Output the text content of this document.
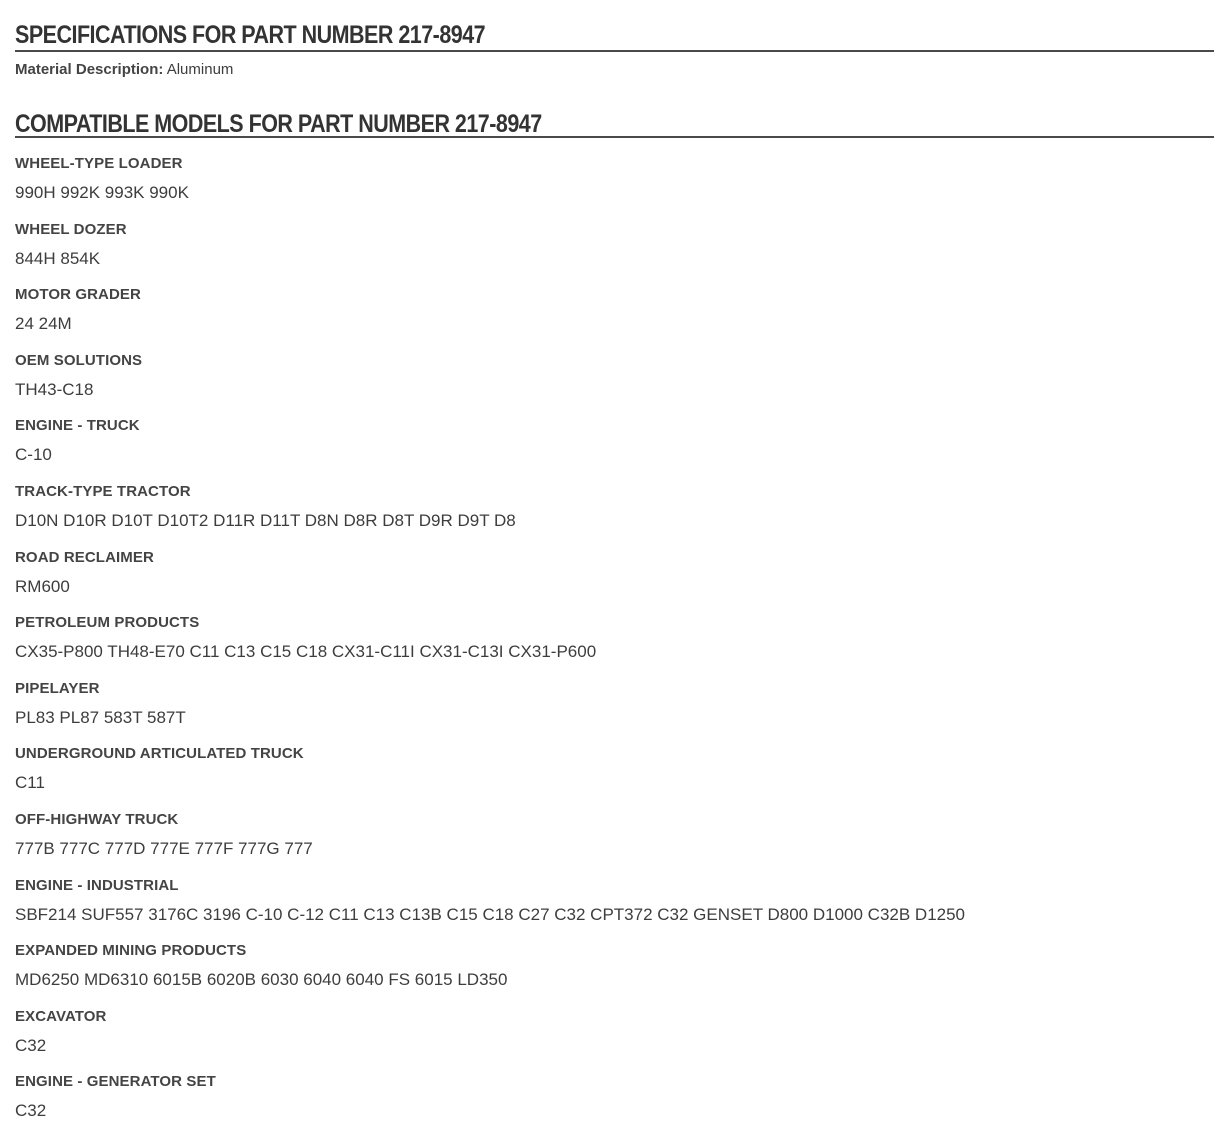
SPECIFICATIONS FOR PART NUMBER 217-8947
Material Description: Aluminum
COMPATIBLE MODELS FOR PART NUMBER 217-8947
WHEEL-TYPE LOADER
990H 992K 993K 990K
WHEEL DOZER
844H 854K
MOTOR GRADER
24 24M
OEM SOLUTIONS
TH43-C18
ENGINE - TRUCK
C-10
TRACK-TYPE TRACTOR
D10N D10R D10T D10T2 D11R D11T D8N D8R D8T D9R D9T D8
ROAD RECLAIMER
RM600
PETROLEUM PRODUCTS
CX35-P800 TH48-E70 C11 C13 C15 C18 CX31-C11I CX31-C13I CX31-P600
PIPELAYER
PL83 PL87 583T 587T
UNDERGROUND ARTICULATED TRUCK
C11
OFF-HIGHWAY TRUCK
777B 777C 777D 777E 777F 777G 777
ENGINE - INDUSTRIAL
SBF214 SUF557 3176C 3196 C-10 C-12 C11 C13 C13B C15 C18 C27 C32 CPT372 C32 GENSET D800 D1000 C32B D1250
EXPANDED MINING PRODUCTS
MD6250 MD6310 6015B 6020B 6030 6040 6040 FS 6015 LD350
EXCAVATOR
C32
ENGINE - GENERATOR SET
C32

——

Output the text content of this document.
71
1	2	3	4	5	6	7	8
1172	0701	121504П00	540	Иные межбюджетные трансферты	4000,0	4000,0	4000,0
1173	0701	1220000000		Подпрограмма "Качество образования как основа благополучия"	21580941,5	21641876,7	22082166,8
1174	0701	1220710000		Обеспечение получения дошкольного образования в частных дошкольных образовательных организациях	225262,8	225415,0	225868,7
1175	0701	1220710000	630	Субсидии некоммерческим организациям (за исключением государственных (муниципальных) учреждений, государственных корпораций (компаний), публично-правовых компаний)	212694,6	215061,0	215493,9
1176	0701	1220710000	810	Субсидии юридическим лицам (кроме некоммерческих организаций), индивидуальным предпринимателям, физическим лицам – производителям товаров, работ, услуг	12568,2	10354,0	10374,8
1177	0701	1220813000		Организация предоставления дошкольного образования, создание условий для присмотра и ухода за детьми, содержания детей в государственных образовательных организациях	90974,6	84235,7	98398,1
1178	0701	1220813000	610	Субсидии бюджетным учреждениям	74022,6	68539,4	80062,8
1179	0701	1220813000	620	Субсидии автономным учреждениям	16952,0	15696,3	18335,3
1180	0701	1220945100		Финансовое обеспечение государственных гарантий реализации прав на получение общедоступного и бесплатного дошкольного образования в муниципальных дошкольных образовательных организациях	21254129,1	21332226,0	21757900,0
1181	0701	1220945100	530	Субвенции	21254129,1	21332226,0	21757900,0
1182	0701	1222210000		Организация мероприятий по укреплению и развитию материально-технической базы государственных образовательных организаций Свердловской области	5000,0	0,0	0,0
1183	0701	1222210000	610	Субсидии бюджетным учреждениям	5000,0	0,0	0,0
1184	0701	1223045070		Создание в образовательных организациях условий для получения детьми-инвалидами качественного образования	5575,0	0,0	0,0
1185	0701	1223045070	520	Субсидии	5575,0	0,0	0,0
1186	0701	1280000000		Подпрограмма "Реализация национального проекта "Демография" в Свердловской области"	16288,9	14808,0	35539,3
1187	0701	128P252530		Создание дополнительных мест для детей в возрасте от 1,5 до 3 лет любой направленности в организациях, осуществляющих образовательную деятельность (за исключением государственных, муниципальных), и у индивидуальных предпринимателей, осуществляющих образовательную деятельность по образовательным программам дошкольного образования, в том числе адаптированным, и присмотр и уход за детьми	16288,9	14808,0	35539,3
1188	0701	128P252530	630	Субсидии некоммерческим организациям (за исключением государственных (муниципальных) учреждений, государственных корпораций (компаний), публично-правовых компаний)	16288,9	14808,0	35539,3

——

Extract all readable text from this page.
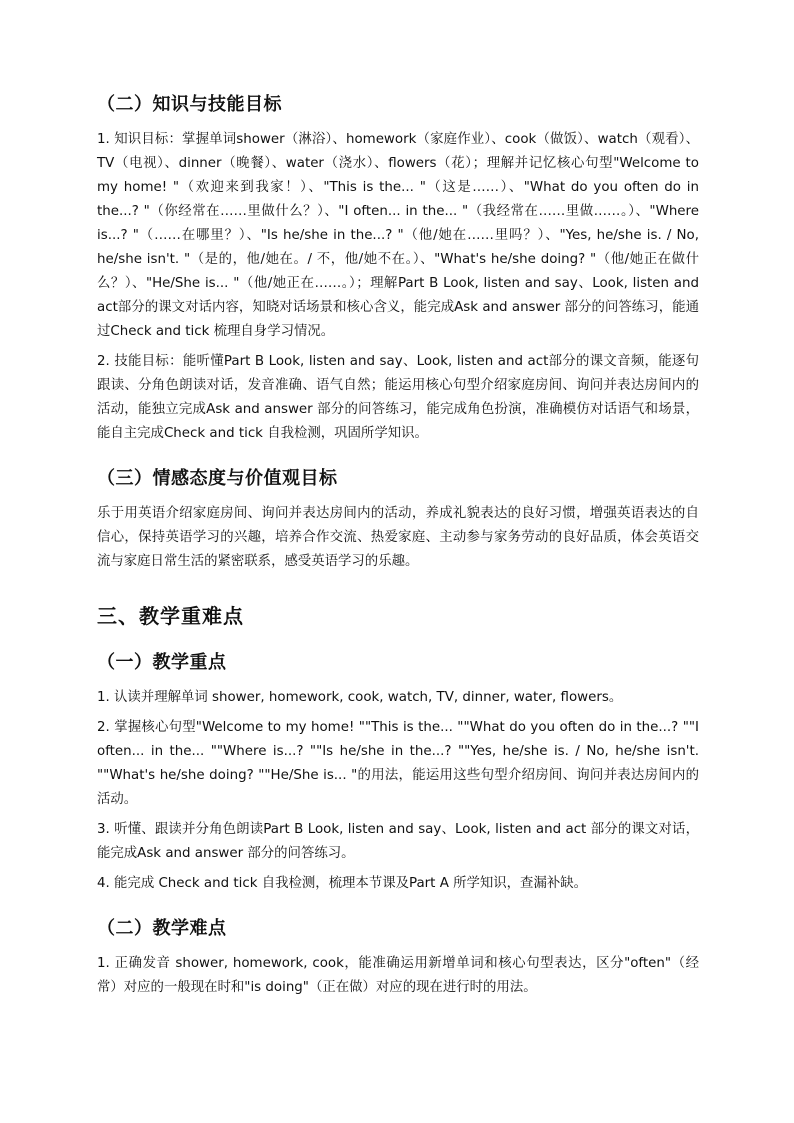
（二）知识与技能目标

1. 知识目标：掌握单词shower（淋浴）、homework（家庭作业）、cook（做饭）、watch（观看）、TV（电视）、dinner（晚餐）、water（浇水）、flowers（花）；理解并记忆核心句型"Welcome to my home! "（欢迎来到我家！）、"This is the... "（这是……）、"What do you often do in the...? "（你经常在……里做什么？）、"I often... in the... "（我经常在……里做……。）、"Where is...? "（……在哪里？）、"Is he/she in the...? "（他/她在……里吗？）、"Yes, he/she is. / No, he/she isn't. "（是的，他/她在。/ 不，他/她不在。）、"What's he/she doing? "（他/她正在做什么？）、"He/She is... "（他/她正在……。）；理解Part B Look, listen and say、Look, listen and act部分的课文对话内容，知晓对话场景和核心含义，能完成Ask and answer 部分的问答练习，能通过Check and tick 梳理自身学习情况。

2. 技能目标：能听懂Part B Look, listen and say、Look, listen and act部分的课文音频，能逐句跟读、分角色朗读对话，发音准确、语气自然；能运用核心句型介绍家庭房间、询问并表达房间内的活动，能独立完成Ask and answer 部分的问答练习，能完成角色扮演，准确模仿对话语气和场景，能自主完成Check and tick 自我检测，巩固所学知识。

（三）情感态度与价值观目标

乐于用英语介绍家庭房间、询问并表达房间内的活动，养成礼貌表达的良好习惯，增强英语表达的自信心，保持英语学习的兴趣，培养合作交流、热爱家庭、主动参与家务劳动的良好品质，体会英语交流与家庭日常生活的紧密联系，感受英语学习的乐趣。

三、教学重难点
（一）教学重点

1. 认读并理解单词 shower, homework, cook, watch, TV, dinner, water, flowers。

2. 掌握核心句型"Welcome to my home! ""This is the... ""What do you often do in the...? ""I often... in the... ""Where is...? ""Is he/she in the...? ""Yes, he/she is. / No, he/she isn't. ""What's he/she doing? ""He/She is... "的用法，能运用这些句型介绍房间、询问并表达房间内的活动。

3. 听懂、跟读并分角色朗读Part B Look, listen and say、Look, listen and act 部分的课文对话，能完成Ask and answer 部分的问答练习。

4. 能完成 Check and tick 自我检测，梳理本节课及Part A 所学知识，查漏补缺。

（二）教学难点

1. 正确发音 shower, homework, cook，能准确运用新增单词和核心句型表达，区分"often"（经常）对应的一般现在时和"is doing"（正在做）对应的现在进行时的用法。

——

* _Problem statement_: Return every line containing "Свердловской".

* _Expected answer_:
1182	0701	1222210000		Организация мероприятий по укреплению и развитию материально-технической базы государственных образовательных организаций Свердловской области	5000,0	0,0	0,0
1186	0701	1280000000		Подпрограмма "Реализация национального проекта "Демография" в Свердловской области"	16288,9	14808,0	35539,3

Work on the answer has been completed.